• **GOAL OF THE EXERCISE**
Copy the records below exactly, leaving out any pictures.

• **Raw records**

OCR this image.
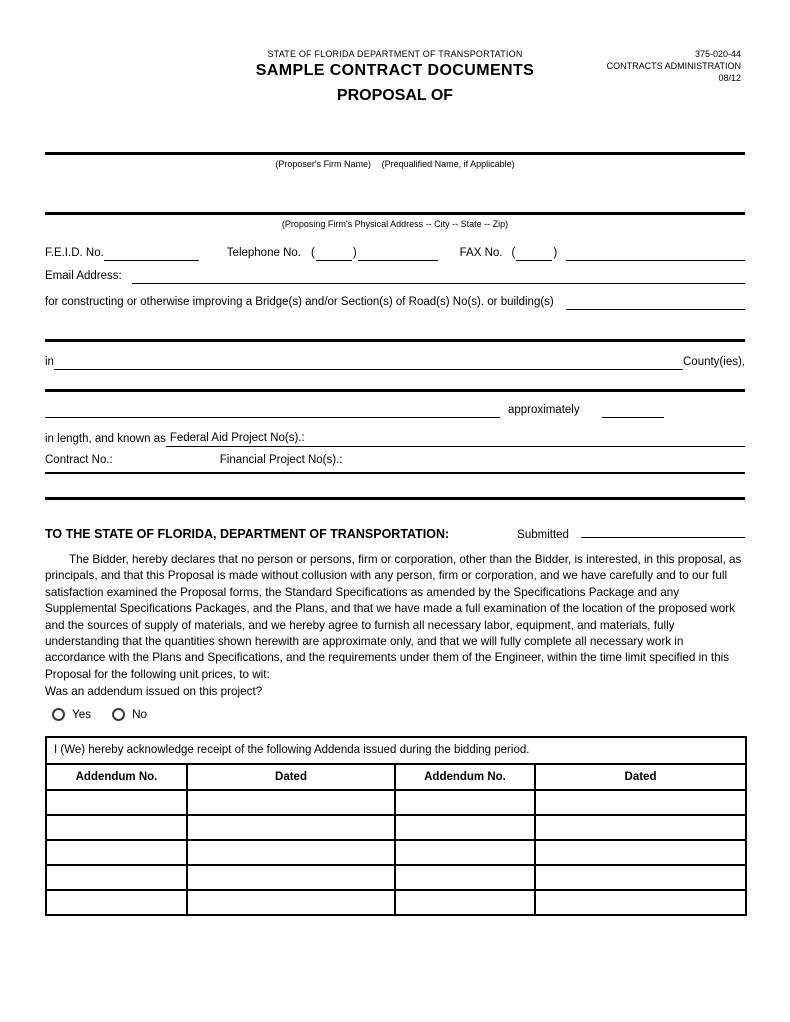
STATE OF FLORIDA DEPARTMENT OF TRANSPORTATION
SAMPLE CONTRACT DOCUMENTS
PROPOSAL OF
375-020-44
CONTRACTS ADMINISTRATION
08/12
(Proposer's Firm Name) (Prequalified Name, if Applicable)
(Proposing Firm's Physical Address -- City -- State -- Zip)
F.E.I.D. No.	Telephone No. (	)	FAX No. (	)
Email Address:
for constructing or otherwise improving a Bridge(s) and/or Section(s) of Road(s) No(s). or building(s)
in	County(ies),
approximately
in length, and known as Federal Aid Project No(s).:
Contract No.:	Financial Project No(s).:
TO THE STATE OF FLORIDA, DEPARTMENT OF TRANSPORTATION:	Submitted
The Bidder, hereby declares that no person or persons, firm or corporation, other than the Bidder, is interested, in this proposal, as principals, and that this Proposal is made without collusion with any person, firm or corporation, and we have carefully and to our full satisfaction examined the Proposal forms, the Standard Specifications as amended by the Specifications Package and any Supplemental Specifications Packages, and the Plans, and that we have made a full examination of the location of the proposed work and the sources of supply of materials, and we hereby agree to furnish all necessary labor, equipment, and materials, fully understanding that the quantities shown herewith are approximate only, and that we will fully complete all necessary work in accordance with the Plans and Specifications, and the requirements under them of the Engineer, within the time limit specified in this Proposal for the following unit prices, to wit:
Was an addendum issued on this project?
Yes	No
I (We) hereby acknowledge receipt of the following Addenda issued during the bidding period.			
Addendum No.	Dated	Addendum No.	Dated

• **FINISHED ANSWER**
OCR this image.
STATE OF FLORIDA DEPARTMENT OF TRANSPORTATION
SAMPLE CONTRACT DOCUMENTS
PROPOSAL OF
375-020-44
CONTRACTS ADMINISTRATION
08/12
(Proposer's Firm Name) (Prequalified Name, if Applicable)
(Proposing Firm's Physical Address -- City -- State -- Zip)
F.E.I.D. No.	Telephone No. (	)	FAX No. (	)
Email Address:
for constructing or otherwise improving a Bridge(s) and/or Section(s) of Road(s) No(s). or building(s)
in	County(ies),
approximately
in length, and known as Federal Aid Project No(s).:
Contract No.:	Financial Project No(s).:
TO THE STATE OF FLORIDA, DEPARTMENT OF TRANSPORTATION:	Submitted
The Bidder, hereby declares that no person or persons, firm or corporation, other than the Bidder, is interested, in this proposal, as principals, and that this Proposal is made without collusion with any person, firm or corporation, and we have carefully and to our full satisfaction examined the Proposal forms, the Standard Specifications as amended by the Specifications Package and any Supplemental Specifications Packages, and the Plans, and that we have made a full examination of the location of the proposed work and the sources of supply of materials, and we hereby agree to furnish all necessary labor, equipment, and materials, fully understanding that the quantities shown herewith are approximate only, and that we will fully complete all necessary work in accordance with the Plans and Specifications, and the requirements under them of the Engineer, within the time limit specified in this Proposal for the following unit prices, to wit:
Was an addendum issued on this project?
Yes	No
I (We) hereby acknowledge receipt of the following Addenda issued during the bidding period.			
Addendum No.	Dated	Addendum No.	Dated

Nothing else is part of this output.